Collected data:
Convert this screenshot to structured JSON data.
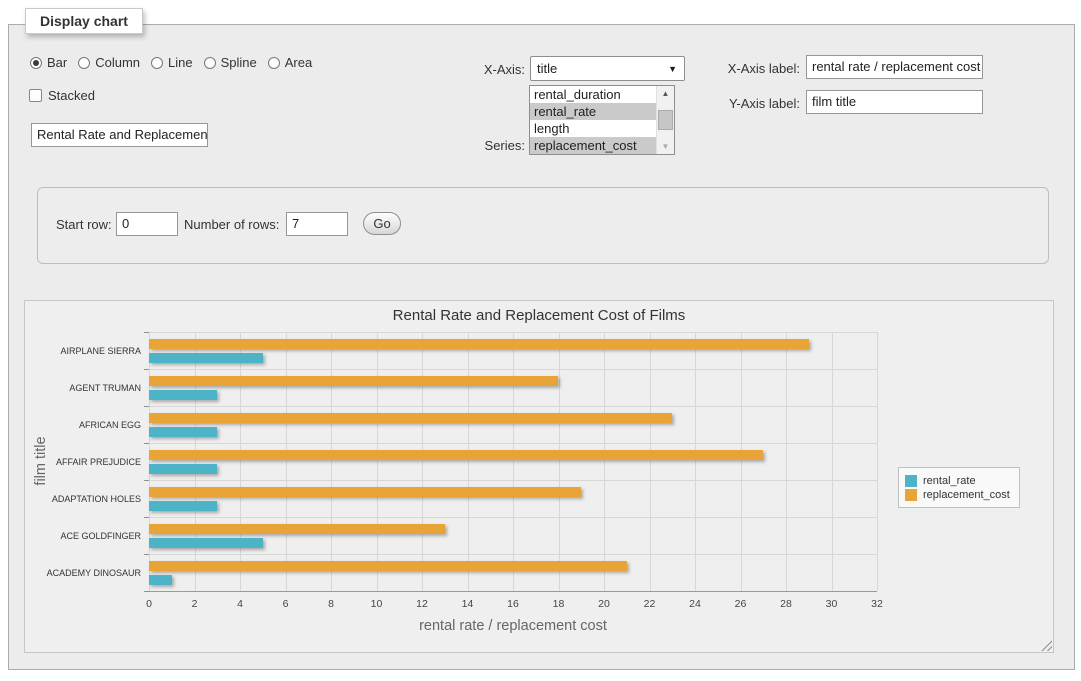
{
  "panel": {
    "legend": "Display chart"
  },
  "chart_type": {
    "options": [
      {
        "label": "Bar",
        "selected": true
      },
      {
        "label": "Column",
        "selected": false
      },
      {
        "label": "Line",
        "selected": false
      },
      {
        "label": "Spline",
        "selected": false
      },
      {
        "label": "Area",
        "selected": false
      }
    ]
  },
  "stacked": {
    "label": "Stacked",
    "checked": false
  },
  "title_input": {
    "value": "Rental Rate and Replacement Cost of Films"
  },
  "x_axis": {
    "label": "X-Axis:",
    "selected": "title",
    "caret": "▼"
  },
  "series_select": {
    "label": "Series:",
    "options": [
      {
        "label": "rental_duration",
        "selected": false
      },
      {
        "label": "rental_rate",
        "selected": true
      },
      {
        "label": "length",
        "selected": false
      },
      {
        "label": "replacement_cost",
        "selected": true
      }
    ],
    "scroll_up": "▲",
    "scroll_down": "▼"
  },
  "x_axis_label": {
    "label": "X-Axis label:",
    "value": "rental rate / replacement cost"
  },
  "y_axis_label": {
    "label": "Y-Axis label:",
    "value": "film title"
  },
  "rows_panel": {
    "start_row_label": "Start row:",
    "start_row_value": "0",
    "num_rows_label": "Number of rows:",
    "num_rows_value": "7",
    "go_label": "Go"
  },
  "chart_data": {
    "type": "bar",
    "title": "Rental Rate and Replacement Cost of Films",
    "xlabel": "rental rate / replacement cost",
    "ylabel": "film title",
    "categories": [
      "AIRPLANE SIERRA",
      "AGENT TRUMAN",
      "AFRICAN EGG",
      "AFFAIR PREJUDICE",
      "ADAPTATION HOLES",
      "ACE GOLDFINGER",
      "ACADEMY DINOSAUR"
    ],
    "series": [
      {
        "name": "rental_rate",
        "color": "#4DB3C6",
        "values": [
          4.99,
          2.99,
          2.99,
          2.99,
          2.99,
          4.99,
          0.99
        ]
      },
      {
        "name": "replacement_cost",
        "color": "#E9A437",
        "values": [
          28.99,
          17.99,
          22.99,
          26.99,
          18.99,
          12.99,
          20.99
        ]
      }
    ],
    "bar_order_top_to_bottom": [
      "replacement_cost",
      "rental_rate"
    ],
    "xlim": [
      0,
      32
    ],
    "x_ticks": [
      0,
      2,
      4,
      6,
      8,
      10,
      12,
      14,
      16,
      18,
      20,
      22,
      24,
      26,
      28,
      30,
      32
    ],
    "grid": true,
    "legend_position": "right"
  }
}
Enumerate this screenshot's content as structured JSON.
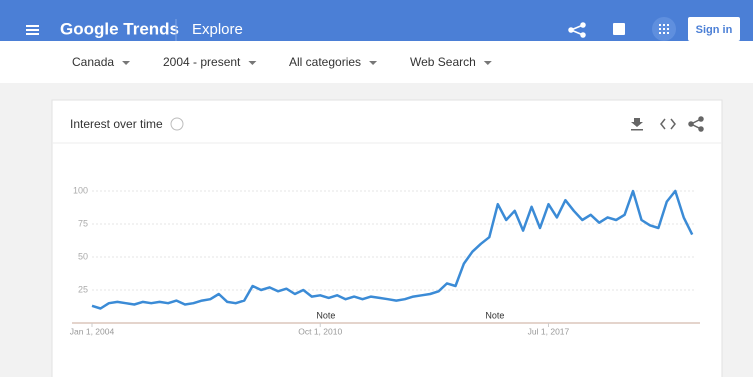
{
  "header": {
    "brand": "Google Trends",
    "section": "Explore",
    "sign_in": "Sign in"
  },
  "filters": [
    "Canada",
    "2004 - present",
    "All categories",
    "Web Search"
  ],
  "card_title": "Interest over time",
  "chart_data": {
    "type": "line",
    "x": [
      "2004-01",
      "2004-04",
      "2004-07",
      "2004-10",
      "2005-01",
      "2005-04",
      "2005-07",
      "2005-10",
      "2006-01",
      "2006-04",
      "2006-07",
      "2006-10",
      "2007-01",
      "2007-04",
      "2007-07",
      "2007-10",
      "2008-01",
      "2008-04",
      "2008-07",
      "2008-10",
      "2009-01",
      "2009-04",
      "2009-07",
      "2009-10",
      "2010-01",
      "2010-04",
      "2010-07",
      "2010-10",
      "2011-01",
      "2011-04",
      "2011-07",
      "2011-10",
      "2012-01",
      "2012-04",
      "2012-07",
      "2012-10",
      "2013-01",
      "2013-04",
      "2013-07",
      "2013-10",
      "2014-01",
      "2014-04",
      "2014-07",
      "2014-10",
      "2015-01",
      "2015-04",
      "2015-07",
      "2015-10",
      "2016-01",
      "2016-04",
      "2016-07",
      "2016-10",
      "2017-01",
      "2017-04",
      "2017-07",
      "2017-10",
      "2018-01",
      "2018-04",
      "2018-07",
      "2018-10",
      "2019-01",
      "2019-04",
      "2019-07",
      "2019-10",
      "2020-01",
      "2020-04",
      "2020-07",
      "2020-10",
      "2021-01",
      "2021-04",
      "2021-07",
      "2021-10"
    ],
    "series": [
      {
        "name": "Interest",
        "color": "#3b8bd6",
        "values": [
          13,
          11,
          15,
          16,
          15,
          14,
          16,
          15,
          16,
          15,
          17,
          14,
          15,
          17,
          18,
          22,
          16,
          15,
          17,
          28,
          25,
          27,
          24,
          26,
          22,
          25,
          20,
          21,
          19,
          21,
          18,
          20,
          18,
          20,
          19,
          18,
          17,
          18,
          20,
          21,
          22,
          24,
          30,
          28,
          45,
          54,
          60,
          65,
          90,
          78,
          85,
          70,
          88,
          72,
          90,
          80,
          93,
          85,
          78,
          82,
          76,
          80,
          78,
          82,
          100,
          78,
          74,
          72,
          92,
          100,
          80,
          67
        ]
      }
    ],
    "ylim": [
      0,
      100
    ],
    "yticks": [
      25,
      50,
      75,
      100
    ],
    "xlim": [
      "2004-01",
      "2021-11"
    ],
    "xticks": [
      {
        "value": "2004-01",
        "label": "Jan 1, 2004"
      },
      {
        "value": "2010-10",
        "label": "Oct 1, 2010"
      },
      {
        "value": "2017-07",
        "label": "Jul 1, 2017"
      }
    ],
    "annotations": [
      {
        "x": "2010-12",
        "text": "Note"
      },
      {
        "x": "2015-12",
        "text": "Note"
      }
    ],
    "grid": true
  }
}
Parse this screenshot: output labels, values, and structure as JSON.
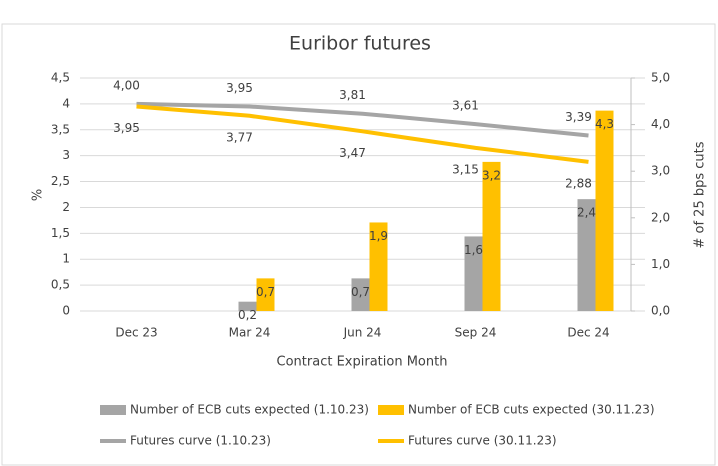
{
  "chart_data": {
    "type": "bar_line",
    "title": "Euribor futures",
    "xlabel": "Contract Expiration Month",
    "ylabel": "%",
    "y2label": "# of 25 bps cuts",
    "categories": [
      "Dec 23",
      "Mar 24",
      "Jun 24",
      "Sep 24",
      "Dec 24"
    ],
    "ylim": [
      0,
      4.5
    ],
    "yticks": [
      0,
      {
        "value": 0.5,
        "label": "0,5"
      },
      1,
      {
        "value": 1.5,
        "label": "1,5"
      },
      2,
      {
        "value": 2.5,
        "label": "2,5"
      },
      3,
      {
        "value": 3.5,
        "label": "3,5"
      },
      4,
      {
        "value": 4.5,
        "label": "4,5"
      }
    ],
    "y2lim": [
      0,
      5
    ],
    "y2ticks": [
      {
        "value": 0,
        "label": "0,0"
      },
      {
        "value": 1,
        "label": "1,0"
      },
      {
        "value": 2,
        "label": "2,0"
      },
      {
        "value": 3,
        "label": "3,0"
      },
      {
        "value": 4,
        "label": "4,0"
      },
      {
        "value": 5,
        "label": "5,0"
      }
    ],
    "series": [
      {
        "name": "Number of ECB cuts expected (1.10.23)",
        "type": "bar",
        "axis": "y2",
        "color": "#a5a5a5",
        "values": [
          null,
          0.2,
          0.7,
          1.6,
          2.4
        ],
        "value_labels": [
          null,
          "0,2",
          "0,7",
          "1,6",
          "2,4"
        ]
      },
      {
        "name": "Number of ECB cuts expected (30.11.23)",
        "type": "bar",
        "axis": "y2",
        "color": "#ffc000",
        "values": [
          null,
          0.7,
          1.9,
          3.2,
          4.3
        ],
        "value_labels": [
          null,
          "0,7",
          "1,9",
          "3,2",
          "4,3"
        ]
      },
      {
        "name": "Futures curve (1.10.23)",
        "type": "line",
        "color": "#a5a5a5",
        "values": [
          4.0,
          3.95,
          3.81,
          3.61,
          3.39
        ],
        "value_labels": [
          "4,00",
          "3,95",
          "3,81",
          "3,61",
          "3,39"
        ]
      },
      {
        "name": "Futures curve (30.11.23)",
        "type": "line",
        "color": "#ffc000",
        "values": [
          3.95,
          3.77,
          3.47,
          3.15,
          2.88
        ],
        "value_labels": [
          "3,95",
          "3,77",
          "3,47",
          "3,15",
          "2,88"
        ]
      }
    ]
  }
}
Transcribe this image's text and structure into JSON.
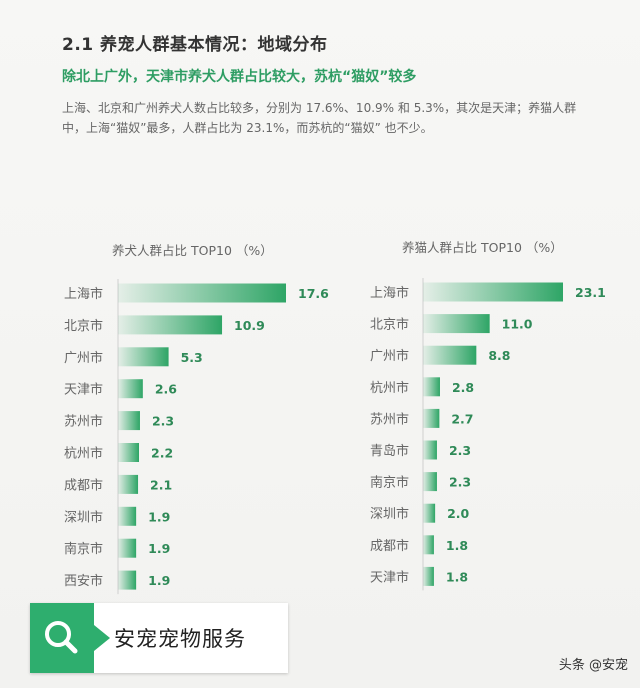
{
  "header": {
    "title": "2.1 养宠人群基本情况：地域分布",
    "subtitle": "除北上广外，天津市养犬人群占比较大，苏杭“猫奴”较多",
    "body": "上海、北京和广州养犬人数占比较多，分别为 17.6%、10.9% 和 5.3%，其次是天津；养猫人群中，上海“猫奴”最多，人群占比为 23.1%，而苏杭的“猫奴” 也不少。"
  },
  "chart_data": [
    {
      "type": "bar",
      "orientation": "horizontal",
      "title": "养犬人群占比 TOP10 （%）",
      "categories": [
        "上海市",
        "北京市",
        "广州市",
        "天津市",
        "苏州市",
        "杭州市",
        "成都市",
        "深圳市",
        "南京市",
        "西安市"
      ],
      "values": [
        17.6,
        10.9,
        5.3,
        2.6,
        2.3,
        2.2,
        2.1,
        1.9,
        1.9,
        1.9
      ],
      "value_labels": [
        "17.6",
        "10.9",
        "5.3",
        "2.6",
        "2.3",
        "2.2",
        "2.1",
        "1.9",
        "1.9",
        "1.9"
      ],
      "xlim": [
        0,
        17.6
      ],
      "color": "#2ea566"
    },
    {
      "type": "bar",
      "orientation": "horizontal",
      "title": "养猫人群占比 TOP10 （%）",
      "categories": [
        "上海市",
        "北京市",
        "广州市",
        "杭州市",
        "苏州市",
        "青岛市",
        "南京市",
        "深圳市",
        "成都市",
        "天津市"
      ],
      "values": [
        23.1,
        11.0,
        8.8,
        2.8,
        2.7,
        2.3,
        2.3,
        2.0,
        1.8,
        1.8
      ],
      "value_labels": [
        "23.1",
        "11.0",
        "8.8",
        "2.8",
        "2.7",
        "2.3",
        "2.3",
        "2.0",
        "1.8",
        "1.8"
      ],
      "xlim": [
        0,
        23.1
      ],
      "color": "#2ea566"
    }
  ],
  "watermark": {
    "text": "安宠宠物服务",
    "icon": "search-icon"
  },
  "credit": "头条 @安宠"
}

Given instruction: Search the data above for the string "expected" and return every line that has it.

Answer below:
        "name": "Number of ECB cuts expected (1.10.23)",
        "name": "Number of ECB cuts expected (30.11.23)",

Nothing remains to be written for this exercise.